* _The request_
All lines featuring the string "комплексное" are to be listed.

* _Working data_
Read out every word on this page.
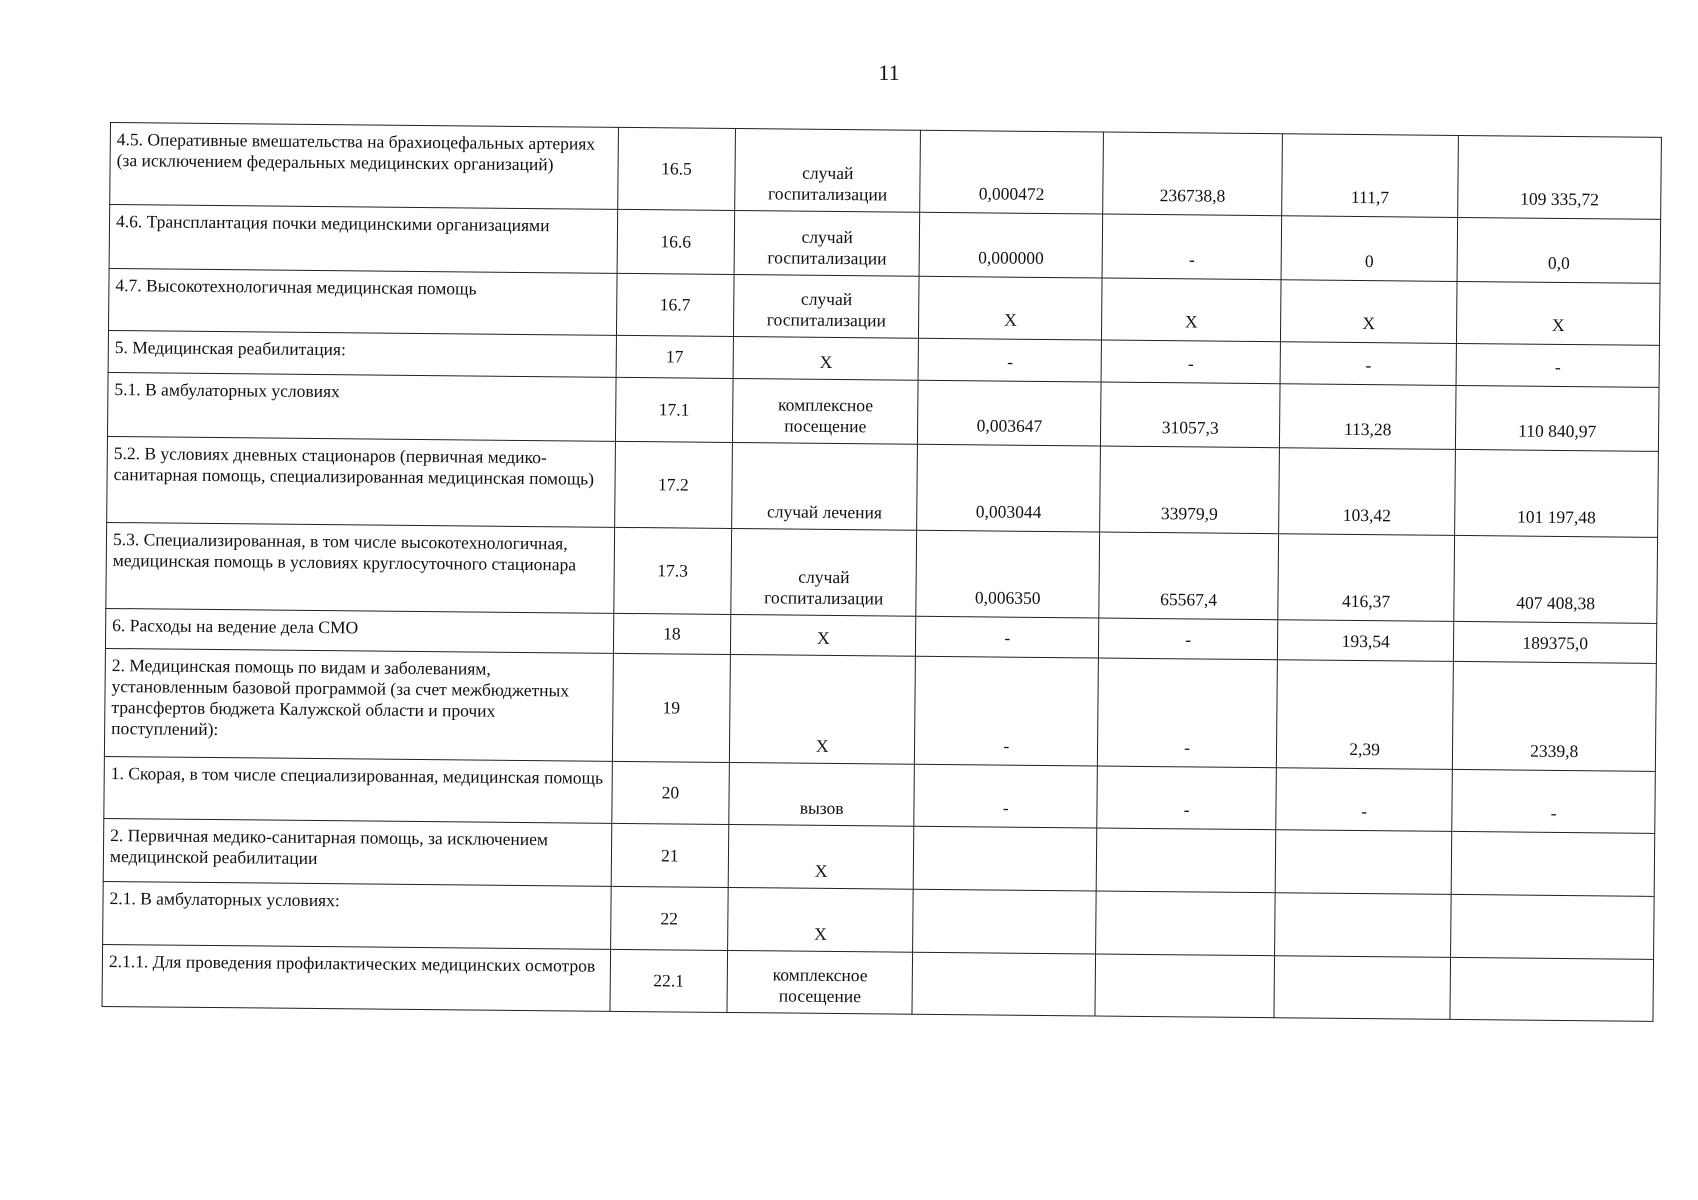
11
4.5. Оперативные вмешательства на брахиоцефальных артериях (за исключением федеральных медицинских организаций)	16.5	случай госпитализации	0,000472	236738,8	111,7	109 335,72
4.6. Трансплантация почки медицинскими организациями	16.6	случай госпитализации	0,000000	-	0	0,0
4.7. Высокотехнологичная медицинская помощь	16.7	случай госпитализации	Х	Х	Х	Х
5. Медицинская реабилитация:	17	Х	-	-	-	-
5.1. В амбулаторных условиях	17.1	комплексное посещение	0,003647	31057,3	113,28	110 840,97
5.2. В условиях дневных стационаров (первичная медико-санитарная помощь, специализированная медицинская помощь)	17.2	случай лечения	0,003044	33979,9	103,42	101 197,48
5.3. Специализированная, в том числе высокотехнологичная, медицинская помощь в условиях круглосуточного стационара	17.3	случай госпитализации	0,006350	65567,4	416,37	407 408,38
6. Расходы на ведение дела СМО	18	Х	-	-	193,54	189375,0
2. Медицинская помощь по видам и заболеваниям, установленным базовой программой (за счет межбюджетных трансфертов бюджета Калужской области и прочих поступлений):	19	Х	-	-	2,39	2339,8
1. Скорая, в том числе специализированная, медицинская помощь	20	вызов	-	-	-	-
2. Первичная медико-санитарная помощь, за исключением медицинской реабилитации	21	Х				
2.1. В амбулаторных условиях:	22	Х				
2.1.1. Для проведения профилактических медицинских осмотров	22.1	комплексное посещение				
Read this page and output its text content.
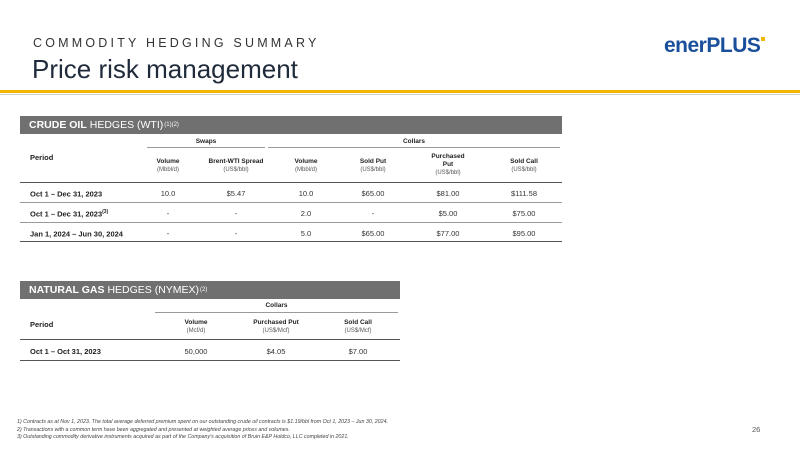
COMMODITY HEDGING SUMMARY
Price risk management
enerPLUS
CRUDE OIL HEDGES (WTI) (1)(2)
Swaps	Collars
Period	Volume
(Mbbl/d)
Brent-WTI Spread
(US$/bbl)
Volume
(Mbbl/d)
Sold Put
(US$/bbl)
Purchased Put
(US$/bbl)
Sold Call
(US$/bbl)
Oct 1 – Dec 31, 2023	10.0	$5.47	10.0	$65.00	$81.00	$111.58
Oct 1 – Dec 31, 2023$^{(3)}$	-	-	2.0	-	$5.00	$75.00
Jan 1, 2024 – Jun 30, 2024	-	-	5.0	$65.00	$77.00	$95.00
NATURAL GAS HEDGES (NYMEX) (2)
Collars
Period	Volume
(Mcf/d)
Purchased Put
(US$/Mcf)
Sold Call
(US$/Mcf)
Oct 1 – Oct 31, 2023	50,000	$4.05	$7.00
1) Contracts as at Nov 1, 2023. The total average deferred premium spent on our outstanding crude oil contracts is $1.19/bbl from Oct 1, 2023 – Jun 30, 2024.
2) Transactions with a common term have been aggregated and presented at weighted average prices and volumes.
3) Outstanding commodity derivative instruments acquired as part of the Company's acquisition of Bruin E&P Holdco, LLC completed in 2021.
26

* * *

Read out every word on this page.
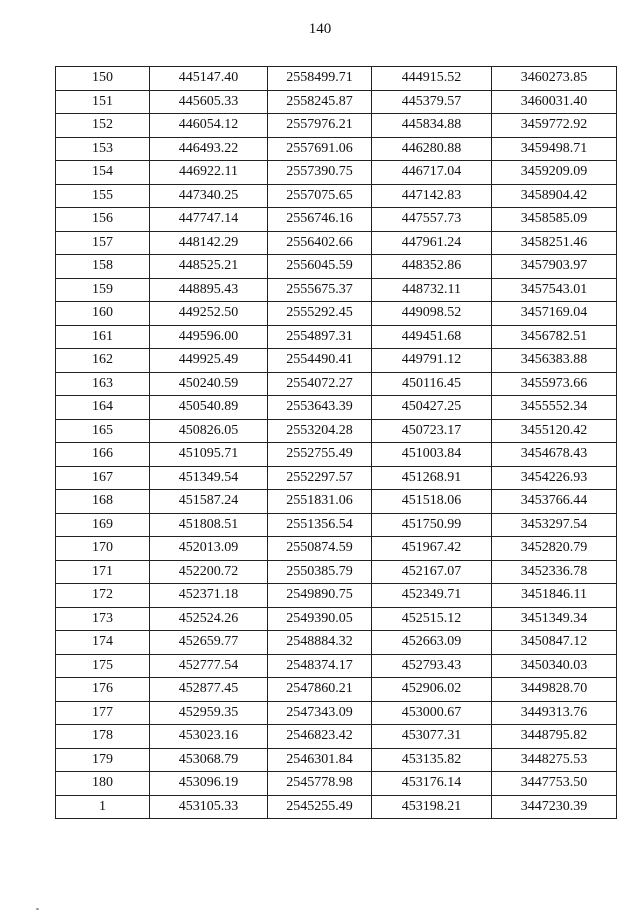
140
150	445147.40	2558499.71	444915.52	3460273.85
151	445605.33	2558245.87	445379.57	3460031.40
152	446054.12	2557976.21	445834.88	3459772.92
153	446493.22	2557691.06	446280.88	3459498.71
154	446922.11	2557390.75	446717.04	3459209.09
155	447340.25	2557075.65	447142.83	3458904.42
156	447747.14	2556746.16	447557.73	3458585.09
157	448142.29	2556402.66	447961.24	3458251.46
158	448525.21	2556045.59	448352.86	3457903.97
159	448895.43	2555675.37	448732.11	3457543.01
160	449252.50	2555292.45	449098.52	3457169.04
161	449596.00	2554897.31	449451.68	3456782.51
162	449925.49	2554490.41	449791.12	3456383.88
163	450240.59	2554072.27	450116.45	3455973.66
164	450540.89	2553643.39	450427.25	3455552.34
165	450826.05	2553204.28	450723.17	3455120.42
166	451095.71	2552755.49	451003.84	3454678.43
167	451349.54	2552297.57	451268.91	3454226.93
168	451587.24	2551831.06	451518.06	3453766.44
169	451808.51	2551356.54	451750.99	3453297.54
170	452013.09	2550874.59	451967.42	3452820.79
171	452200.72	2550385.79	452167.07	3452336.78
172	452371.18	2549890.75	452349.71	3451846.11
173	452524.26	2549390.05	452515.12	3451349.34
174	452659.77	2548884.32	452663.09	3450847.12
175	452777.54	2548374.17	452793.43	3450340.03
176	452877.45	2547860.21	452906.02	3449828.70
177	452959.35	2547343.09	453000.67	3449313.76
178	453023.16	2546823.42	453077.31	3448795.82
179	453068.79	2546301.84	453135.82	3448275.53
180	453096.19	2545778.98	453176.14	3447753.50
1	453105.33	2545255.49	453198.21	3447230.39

* _Output_
5.1. В амбулаторных условиях	17.1	комплексное посещение	0,003647	31057,3	113,28	110 840,97
2.1.1. Для проведения профилактических медицинских осмотров	22.1	комплексное посещение				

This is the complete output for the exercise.